• **What to work on**
Gather all lines from the material that contain "Proprietà".
• • • •
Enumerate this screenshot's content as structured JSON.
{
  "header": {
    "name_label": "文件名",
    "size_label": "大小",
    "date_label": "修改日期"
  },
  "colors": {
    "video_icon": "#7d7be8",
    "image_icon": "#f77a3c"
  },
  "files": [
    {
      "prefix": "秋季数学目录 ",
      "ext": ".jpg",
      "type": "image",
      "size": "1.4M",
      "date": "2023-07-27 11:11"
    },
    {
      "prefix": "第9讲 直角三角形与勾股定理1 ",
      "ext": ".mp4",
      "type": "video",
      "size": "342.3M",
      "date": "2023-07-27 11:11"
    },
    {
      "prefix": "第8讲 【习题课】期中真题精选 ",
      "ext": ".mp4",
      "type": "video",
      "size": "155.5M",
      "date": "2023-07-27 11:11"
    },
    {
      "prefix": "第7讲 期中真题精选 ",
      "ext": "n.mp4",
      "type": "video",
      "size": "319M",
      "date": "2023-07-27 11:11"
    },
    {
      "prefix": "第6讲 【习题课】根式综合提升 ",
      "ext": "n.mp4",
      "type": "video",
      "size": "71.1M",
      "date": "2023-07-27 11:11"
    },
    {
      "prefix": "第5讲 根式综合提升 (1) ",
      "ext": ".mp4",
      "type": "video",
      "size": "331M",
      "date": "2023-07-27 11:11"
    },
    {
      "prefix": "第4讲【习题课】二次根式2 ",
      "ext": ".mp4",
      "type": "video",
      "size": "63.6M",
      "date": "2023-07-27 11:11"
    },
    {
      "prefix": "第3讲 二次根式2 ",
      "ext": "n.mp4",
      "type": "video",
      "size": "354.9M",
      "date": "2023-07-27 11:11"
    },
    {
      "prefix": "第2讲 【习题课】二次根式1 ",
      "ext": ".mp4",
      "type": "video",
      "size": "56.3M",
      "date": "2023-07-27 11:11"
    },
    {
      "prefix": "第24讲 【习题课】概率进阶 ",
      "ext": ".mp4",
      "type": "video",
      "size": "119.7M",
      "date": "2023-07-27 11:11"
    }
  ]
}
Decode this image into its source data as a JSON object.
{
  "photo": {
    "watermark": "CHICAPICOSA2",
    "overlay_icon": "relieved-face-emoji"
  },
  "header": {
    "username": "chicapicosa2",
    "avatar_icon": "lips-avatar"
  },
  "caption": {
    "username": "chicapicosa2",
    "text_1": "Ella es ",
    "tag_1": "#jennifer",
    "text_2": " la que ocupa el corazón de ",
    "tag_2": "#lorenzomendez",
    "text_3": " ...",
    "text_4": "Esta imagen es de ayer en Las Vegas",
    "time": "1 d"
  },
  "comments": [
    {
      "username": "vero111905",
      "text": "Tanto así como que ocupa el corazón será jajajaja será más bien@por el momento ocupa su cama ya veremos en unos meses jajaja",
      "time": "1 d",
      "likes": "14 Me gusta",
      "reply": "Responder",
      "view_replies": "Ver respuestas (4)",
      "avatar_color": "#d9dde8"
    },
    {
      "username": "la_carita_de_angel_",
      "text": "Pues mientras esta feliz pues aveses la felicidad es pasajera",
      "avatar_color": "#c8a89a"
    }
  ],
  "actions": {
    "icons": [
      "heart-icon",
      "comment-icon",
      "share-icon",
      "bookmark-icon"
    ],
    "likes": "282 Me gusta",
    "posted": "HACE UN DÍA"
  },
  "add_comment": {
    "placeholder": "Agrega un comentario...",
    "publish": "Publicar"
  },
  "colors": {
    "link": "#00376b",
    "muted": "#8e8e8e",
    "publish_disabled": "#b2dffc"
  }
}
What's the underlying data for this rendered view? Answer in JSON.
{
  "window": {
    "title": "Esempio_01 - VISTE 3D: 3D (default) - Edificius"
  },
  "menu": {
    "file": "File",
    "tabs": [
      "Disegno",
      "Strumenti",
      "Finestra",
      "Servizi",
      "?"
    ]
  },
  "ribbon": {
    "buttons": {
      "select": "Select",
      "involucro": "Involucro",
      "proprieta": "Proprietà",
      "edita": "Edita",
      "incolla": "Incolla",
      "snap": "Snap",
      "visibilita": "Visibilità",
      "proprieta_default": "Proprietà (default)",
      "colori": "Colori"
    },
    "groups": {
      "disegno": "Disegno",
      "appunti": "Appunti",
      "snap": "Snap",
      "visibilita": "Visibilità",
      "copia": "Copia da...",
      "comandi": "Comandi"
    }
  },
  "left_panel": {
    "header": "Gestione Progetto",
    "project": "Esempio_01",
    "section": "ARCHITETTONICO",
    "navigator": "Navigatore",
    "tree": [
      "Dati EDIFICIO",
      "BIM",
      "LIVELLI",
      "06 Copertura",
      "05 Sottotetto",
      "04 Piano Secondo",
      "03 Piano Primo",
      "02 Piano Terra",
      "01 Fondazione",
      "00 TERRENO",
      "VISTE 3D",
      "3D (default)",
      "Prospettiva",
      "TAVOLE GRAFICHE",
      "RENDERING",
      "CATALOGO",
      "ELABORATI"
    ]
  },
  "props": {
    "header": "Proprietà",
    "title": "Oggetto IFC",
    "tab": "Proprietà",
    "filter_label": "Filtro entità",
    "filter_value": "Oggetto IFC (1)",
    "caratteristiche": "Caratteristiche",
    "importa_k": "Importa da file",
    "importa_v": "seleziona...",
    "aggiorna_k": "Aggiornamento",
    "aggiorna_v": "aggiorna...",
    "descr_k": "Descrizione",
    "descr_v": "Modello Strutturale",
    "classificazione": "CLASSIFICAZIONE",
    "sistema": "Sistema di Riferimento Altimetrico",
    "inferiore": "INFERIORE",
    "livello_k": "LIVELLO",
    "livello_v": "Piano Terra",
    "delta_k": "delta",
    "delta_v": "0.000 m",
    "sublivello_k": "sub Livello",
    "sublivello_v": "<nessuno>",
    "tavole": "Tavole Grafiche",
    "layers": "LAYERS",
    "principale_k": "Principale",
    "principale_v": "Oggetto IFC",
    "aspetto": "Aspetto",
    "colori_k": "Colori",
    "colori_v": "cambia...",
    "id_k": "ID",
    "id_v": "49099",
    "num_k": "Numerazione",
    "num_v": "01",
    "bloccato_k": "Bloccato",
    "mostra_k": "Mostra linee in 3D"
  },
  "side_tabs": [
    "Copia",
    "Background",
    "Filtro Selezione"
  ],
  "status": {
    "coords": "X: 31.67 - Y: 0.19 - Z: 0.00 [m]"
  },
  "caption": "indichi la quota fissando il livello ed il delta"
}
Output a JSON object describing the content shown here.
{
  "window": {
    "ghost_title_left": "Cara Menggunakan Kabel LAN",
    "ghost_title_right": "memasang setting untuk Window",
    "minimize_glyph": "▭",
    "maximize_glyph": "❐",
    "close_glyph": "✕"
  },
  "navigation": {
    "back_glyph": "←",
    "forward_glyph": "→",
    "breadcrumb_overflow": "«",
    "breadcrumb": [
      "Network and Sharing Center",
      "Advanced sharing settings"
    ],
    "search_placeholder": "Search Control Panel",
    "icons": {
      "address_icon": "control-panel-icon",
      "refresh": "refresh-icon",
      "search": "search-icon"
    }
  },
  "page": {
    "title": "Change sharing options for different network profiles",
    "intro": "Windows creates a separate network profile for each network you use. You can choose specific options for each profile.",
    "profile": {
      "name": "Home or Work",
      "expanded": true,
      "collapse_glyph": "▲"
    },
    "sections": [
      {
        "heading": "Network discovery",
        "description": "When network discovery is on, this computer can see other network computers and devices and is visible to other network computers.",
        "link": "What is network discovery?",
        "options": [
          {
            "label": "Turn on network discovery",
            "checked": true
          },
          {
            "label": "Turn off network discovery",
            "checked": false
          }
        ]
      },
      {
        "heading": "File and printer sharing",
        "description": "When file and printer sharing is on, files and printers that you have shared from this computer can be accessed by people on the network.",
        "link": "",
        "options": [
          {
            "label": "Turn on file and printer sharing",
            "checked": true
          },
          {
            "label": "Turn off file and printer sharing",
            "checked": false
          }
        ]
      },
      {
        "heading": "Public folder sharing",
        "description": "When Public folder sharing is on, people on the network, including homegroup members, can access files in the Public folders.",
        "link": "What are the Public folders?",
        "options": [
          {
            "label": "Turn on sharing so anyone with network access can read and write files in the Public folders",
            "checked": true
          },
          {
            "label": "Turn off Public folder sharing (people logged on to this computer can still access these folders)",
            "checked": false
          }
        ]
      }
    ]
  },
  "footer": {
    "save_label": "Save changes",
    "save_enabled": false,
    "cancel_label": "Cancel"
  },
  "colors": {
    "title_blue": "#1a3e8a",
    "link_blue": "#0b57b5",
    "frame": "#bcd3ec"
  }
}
• • • •
• **Problem solution**
      "proprieta": "Proprietà",
      "proprieta_default": "Proprietà (default)",
    "header": "Proprietà",
    "tab": "Proprietà",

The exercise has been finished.